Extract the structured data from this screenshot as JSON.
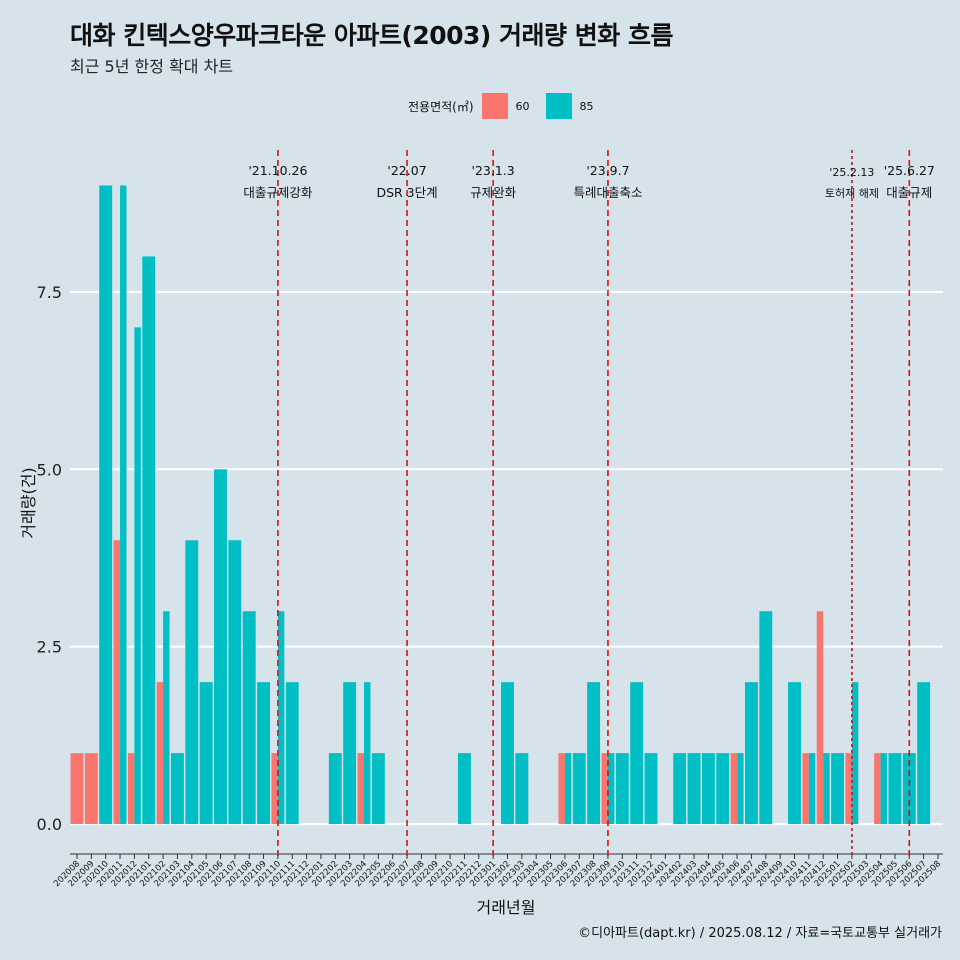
{
  "title": "대화 킨텍스양우파크타운 아파트(2003) 거래량 변화 흐름",
  "subtitle": "최근 5년 한정 확대 차트",
  "legend": {
    "title": "전용면적(㎡)",
    "items": [
      {
        "label": "60",
        "color": "#f8766d"
      },
      {
        "label": "85",
        "color": "#00bfc4"
      }
    ]
  },
  "caption": "©디아파트(dapt.kr) / 2025.08.12 / 자료=국토교통부 실거래가",
  "chart_data": {
    "type": "bar",
    "xlabel": "거래년월",
    "ylabel": "거래량(건)",
    "ylim": [
      -0.45,
      9.5
    ],
    "yticks": [
      0.0,
      2.5,
      5.0,
      7.5
    ],
    "ytick_labels": [
      "0.0",
      "2.5",
      "5.0",
      "7.5"
    ],
    "categories": [
      "202008",
      "202009",
      "202010",
      "202011",
      "202012",
      "202101",
      "202102",
      "202103",
      "202104",
      "202105",
      "202106",
      "202107",
      "202108",
      "202109",
      "202110",
      "202111",
      "202112",
      "202201",
      "202202",
      "202203",
      "202204",
      "202205",
      "202206",
      "202207",
      "202208",
      "202209",
      "202210",
      "202211",
      "202212",
      "202301",
      "202302",
      "202303",
      "202304",
      "202305",
      "202306",
      "202307",
      "202308",
      "202309",
      "202310",
      "202311",
      "202312",
      "202401",
      "202402",
      "202403",
      "202404",
      "202405",
      "202406",
      "202407",
      "202408",
      "202409",
      "202410",
      "202411",
      "202412",
      "202501",
      "202502",
      "202503",
      "202504",
      "202505",
      "202506",
      "202507",
      "202508"
    ],
    "series": [
      {
        "name": "60",
        "color": "#f8766d",
        "values": [
          1,
          1,
          0,
          4,
          1,
          0,
          2,
          0,
          0,
          0,
          0,
          0,
          0,
          0,
          1,
          0,
          0,
          0,
          0,
          0,
          1,
          0,
          0,
          0,
          0,
          0,
          0,
          0,
          0,
          0,
          0,
          0,
          0,
          0,
          1,
          0,
          0,
          1,
          0,
          0,
          0,
          0,
          0,
          0,
          0,
          0,
          1,
          0,
          0,
          0,
          0,
          1,
          3,
          0,
          1,
          0,
          1,
          0,
          0,
          0,
          0
        ]
      },
      {
        "name": "85",
        "color": "#00bfc4",
        "values": [
          0,
          0,
          9,
          9,
          7,
          8,
          3,
          1,
          4,
          2,
          5,
          4,
          3,
          2,
          3,
          2,
          0,
          0,
          1,
          2,
          2,
          1,
          0,
          0,
          0,
          0,
          0,
          1,
          0,
          0,
          2,
          1,
          0,
          0,
          1,
          1,
          2,
          1,
          1,
          2,
          1,
          0,
          1,
          1,
          1,
          1,
          1,
          2,
          3,
          0,
          2,
          1,
          1,
          1,
          2,
          0,
          1,
          1,
          1,
          2,
          0
        ]
      }
    ],
    "events": [
      {
        "date_label": "'21.10.26",
        "desc": "대출규제강화",
        "pos": 14.0,
        "style": "dashed"
      },
      {
        "date_label": "'22.07",
        "desc": "DSR 3단계",
        "pos": 23.0,
        "style": "dashed"
      },
      {
        "date_label": "'23.1.3",
        "desc": "규제완화",
        "pos": 29.0,
        "style": "dashed"
      },
      {
        "date_label": "'23.9.7",
        "desc": "특례대출축소",
        "pos": 37.0,
        "style": "dashed"
      },
      {
        "date_label": "'25.2.13",
        "desc": "토허제 해제",
        "pos": 54.0,
        "style": "dotted"
      },
      {
        "date_label": "'25.6.27",
        "desc": "대출규제",
        "pos": 58.0,
        "style": "dashed"
      }
    ]
  }
}
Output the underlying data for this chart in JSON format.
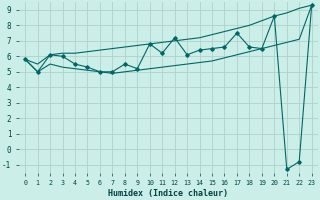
{
  "xlabel": "Humidex (Indice chaleur)",
  "bg_color": "#cceee8",
  "grid_color": "#b0d0cc",
  "line_color": "#006666",
  "xlim": [
    -0.5,
    23.5
  ],
  "ylim": [
    -1.5,
    9.5
  ],
  "xticks": [
    0,
    1,
    2,
    3,
    4,
    5,
    6,
    7,
    8,
    9,
    10,
    11,
    12,
    13,
    14,
    15,
    16,
    17,
    18,
    19,
    20,
    21,
    22,
    23
  ],
  "yticks": [
    -1,
    0,
    1,
    2,
    3,
    4,
    5,
    6,
    7,
    8,
    9
  ],
  "upper_line_x": [
    0,
    1,
    2,
    3,
    4,
    5,
    6,
    7,
    8,
    9,
    10,
    11,
    12,
    13,
    14,
    15,
    16,
    17,
    18,
    19,
    20,
    21,
    22,
    23
  ],
  "upper_line_y": [
    5.8,
    5.5,
    6.1,
    6.2,
    6.2,
    6.3,
    6.4,
    6.5,
    6.6,
    6.7,
    6.8,
    6.9,
    7.0,
    7.1,
    7.2,
    7.4,
    7.6,
    7.8,
    8.0,
    8.3,
    8.6,
    8.8,
    9.1,
    9.3
  ],
  "lower_line_x": [
    0,
    1,
    2,
    3,
    4,
    5,
    6,
    7,
    8,
    9,
    10,
    11,
    12,
    13,
    14,
    15,
    16,
    17,
    18,
    19,
    20,
    21,
    22,
    23
  ],
  "lower_line_y": [
    5.8,
    5.0,
    5.5,
    5.3,
    5.2,
    5.1,
    5.0,
    4.9,
    5.0,
    5.1,
    5.2,
    5.3,
    5.4,
    5.5,
    5.6,
    5.7,
    5.9,
    6.1,
    6.3,
    6.5,
    6.7,
    6.9,
    7.1,
    9.3
  ],
  "jagged_x": [
    0,
    1,
    2,
    3,
    4,
    5,
    6,
    7,
    8,
    9,
    10,
    11,
    12,
    13,
    14,
    15,
    16,
    17,
    18,
    19,
    20,
    21,
    22,
    23
  ],
  "jagged_y": [
    5.8,
    5.0,
    6.1,
    6.0,
    5.5,
    5.3,
    5.0,
    5.0,
    5.5,
    5.2,
    6.8,
    6.2,
    7.2,
    6.1,
    6.4,
    6.5,
    6.6,
    7.5,
    6.6,
    6.5,
    8.6,
    -1.3,
    -0.8,
    9.3
  ]
}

==*==

— Instructions to follow —
Print every entry above again without changing a word, and omit the pictures.

— Answer to this task —
Extract the structured data from this screenshot as JSON.
{
  "title": "대화 킨텍스양우파크타운 아파트(2003) 거래량 변화 흐름",
  "subtitle": "최근 5년 한정 확대 차트",
  "legend": {
    "title": "전용면적(㎡)",
    "items": [
      {
        "label": "60",
        "color": "#f8766d"
      },
      {
        "label": "85",
        "color": "#00bfc4"
      }
    ]
  },
  "caption": "©디아파트(dapt.kr) / 2025.08.12 / 자료=국토교통부 실거래가",
  "chart_data": {
    "type": "bar",
    "xlabel": "거래년월",
    "ylabel": "거래량(건)",
    "ylim": [
      -0.45,
      9.5
    ],
    "yticks": [
      0.0,
      2.5,
      5.0,
      7.5
    ],
    "ytick_labels": [
      "0.0",
      "2.5",
      "5.0",
      "7.5"
    ],
    "categories": [
      "202008",
      "202009",
      "202010",
      "202011",
      "202012",
      "202101",
      "202102",
      "202103",
      "202104",
      "202105",
      "202106",
      "202107",
      "202108",
      "202109",
      "202110",
      "202111",
      "202112",
      "202201",
      "202202",
      "202203",
      "202204",
      "202205",
      "202206",
      "202207",
      "202208",
      "202209",
      "202210",
      "202211",
      "202212",
      "202301",
      "202302",
      "202303",
      "202304",
      "202305",
      "202306",
      "202307",
      "202308",
      "202309",
      "202310",
      "202311",
      "202312",
      "202401",
      "202402",
      "202403",
      "202404",
      "202405",
      "202406",
      "202407",
      "202408",
      "202409",
      "202410",
      "202411",
      "202412",
      "202501",
      "202502",
      "202503",
      "202504",
      "202505",
      "202506",
      "202507",
      "202508"
    ],
    "series": [
      {
        "name": "60",
        "color": "#f8766d",
        "values": [
          1,
          1,
          0,
          4,
          1,
          0,
          2,
          0,
          0,
          0,
          0,
          0,
          0,
          0,
          1,
          0,
          0,
          0,
          0,
          0,
          1,
          0,
          0,
          0,
          0,
          0,
          0,
          0,
          0,
          0,
          0,
          0,
          0,
          0,
          1,
          0,
          0,
          1,
          0,
          0,
          0,
          0,
          0,
          0,
          0,
          0,
          1,
          0,
          0,
          0,
          0,
          1,
          3,
          0,
          1,
          0,
          1,
          0,
          0,
          0,
          0
        ]
      },
      {
        "name": "85",
        "color": "#00bfc4",
        "values": [
          0,
          0,
          9,
          9,
          7,
          8,
          3,
          1,
          4,
          2,
          5,
          4,
          3,
          2,
          3,
          2,
          0,
          0,
          1,
          2,
          2,
          1,
          0,
          0,
          0,
          0,
          0,
          1,
          0,
          0,
          2,
          1,
          0,
          0,
          1,
          1,
          2,
          1,
          1,
          2,
          1,
          0,
          1,
          1,
          1,
          1,
          1,
          2,
          3,
          0,
          2,
          1,
          1,
          1,
          2,
          0,
          1,
          1,
          1,
          2,
          0
        ]
      }
    ],
    "events": [
      {
        "date_label": "'21.10.26",
        "desc": "대출규제강화",
        "pos": 14.0,
        "style": "dashed"
      },
      {
        "date_label": "'22.07",
        "desc": "DSR 3단계",
        "pos": 23.0,
        "style": "dashed"
      },
      {
        "date_label": "'23.1.3",
        "desc": "규제완화",
        "pos": 29.0,
        "style": "dashed"
      },
      {
        "date_label": "'23.9.7",
        "desc": "특례대출축소",
        "pos": 37.0,
        "style": "dashed"
      },
      {
        "date_label": "'25.2.13",
        "desc": "토허제 해제",
        "pos": 54.0,
        "style": "dotted"
      },
      {
        "date_label": "'25.6.27",
        "desc": "대출규제",
        "pos": 58.0,
        "style": "dashed"
      }
    ]
  }
}
Output the underlying data for this chart in JSON format.
{
  "xlabel": "Humidex (Indice chaleur)",
  "bg_color": "#cceee8",
  "grid_color": "#b0d0cc",
  "line_color": "#006666",
  "xlim": [
    -0.5,
    23.5
  ],
  "ylim": [
    -1.5,
    9.5
  ],
  "xticks": [
    0,
    1,
    2,
    3,
    4,
    5,
    6,
    7,
    8,
    9,
    10,
    11,
    12,
    13,
    14,
    15,
    16,
    17,
    18,
    19,
    20,
    21,
    22,
    23
  ],
  "yticks": [
    -1,
    0,
    1,
    2,
    3,
    4,
    5,
    6,
    7,
    8,
    9
  ],
  "upper_line_x": [
    0,
    1,
    2,
    3,
    4,
    5,
    6,
    7,
    8,
    9,
    10,
    11,
    12,
    13,
    14,
    15,
    16,
    17,
    18,
    19,
    20,
    21,
    22,
    23
  ],
  "upper_line_y": [
    5.8,
    5.5,
    6.1,
    6.2,
    6.2,
    6.3,
    6.4,
    6.5,
    6.6,
    6.7,
    6.8,
    6.9,
    7.0,
    7.1,
    7.2,
    7.4,
    7.6,
    7.8,
    8.0,
    8.3,
    8.6,
    8.8,
    9.1,
    9.3
  ],
  "lower_line_x": [
    0,
    1,
    2,
    3,
    4,
    5,
    6,
    7,
    8,
    9,
    10,
    11,
    12,
    13,
    14,
    15,
    16,
    17,
    18,
    19,
    20,
    21,
    22,
    23
  ],
  "lower_line_y": [
    5.8,
    5.0,
    5.5,
    5.3,
    5.2,
    5.1,
    5.0,
    4.9,
    5.0,
    5.1,
    5.2,
    5.3,
    5.4,
    5.5,
    5.6,
    5.7,
    5.9,
    6.1,
    6.3,
    6.5,
    6.7,
    6.9,
    7.1,
    9.3
  ],
  "jagged_x": [
    0,
    1,
    2,
    3,
    4,
    5,
    6,
    7,
    8,
    9,
    10,
    11,
    12,
    13,
    14,
    15,
    16,
    17,
    18,
    19,
    20,
    21,
    22,
    23
  ],
  "jagged_y": [
    5.8,
    5.0,
    6.1,
    6.0,
    5.5,
    5.3,
    5.0,
    5.0,
    5.5,
    5.2,
    6.8,
    6.2,
    7.2,
    6.1,
    6.4,
    6.5,
    6.6,
    7.5,
    6.6,
    6.5,
    8.6,
    -1.3,
    -0.8,
    9.3
  ]
}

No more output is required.